>> START Material for this exercise

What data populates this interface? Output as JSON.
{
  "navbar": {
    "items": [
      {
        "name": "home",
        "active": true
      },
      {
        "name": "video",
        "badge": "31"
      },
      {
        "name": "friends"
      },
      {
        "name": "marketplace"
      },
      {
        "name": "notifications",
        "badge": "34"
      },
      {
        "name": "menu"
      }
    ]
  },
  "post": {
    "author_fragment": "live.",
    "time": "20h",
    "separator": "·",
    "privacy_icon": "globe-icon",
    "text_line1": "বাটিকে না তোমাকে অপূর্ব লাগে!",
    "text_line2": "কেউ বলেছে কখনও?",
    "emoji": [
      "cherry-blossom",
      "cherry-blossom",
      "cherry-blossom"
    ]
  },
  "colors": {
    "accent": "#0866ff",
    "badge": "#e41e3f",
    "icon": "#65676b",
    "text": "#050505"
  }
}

>> END Material for this exercise

> [Given request]
Provide all the records again, word for word.

> [Result]
What data populates this interface? Output as JSON.
{
  "navbar": {
    "items": [
      {
        "name": "home",
        "active": true
      },
      {
        "name": "video",
        "badge": "31"
      },
      {
        "name": "friends"
      },
      {
        "name": "marketplace"
      },
      {
        "name": "notifications",
        "badge": "34"
      },
      {
        "name": "menu"
      }
    ]
  },
  "post": {
    "author_fragment": "live.",
    "time": "20h",
    "separator": "·",
    "privacy_icon": "globe-icon",
    "text_line1": "বাটিকে না তোমাকে অপূর্ব লাগে!",
    "text_line2": "কেউ বলেছে কখনও?",
    "emoji": [
      "cherry-blossom",
      "cherry-blossom",
      "cherry-blossom"
    ]
  },
  "colors": {
    "accent": "#0866ff",
    "badge": "#e41e3f",
    "icon": "#65676b",
    "text": "#050505"
  }
}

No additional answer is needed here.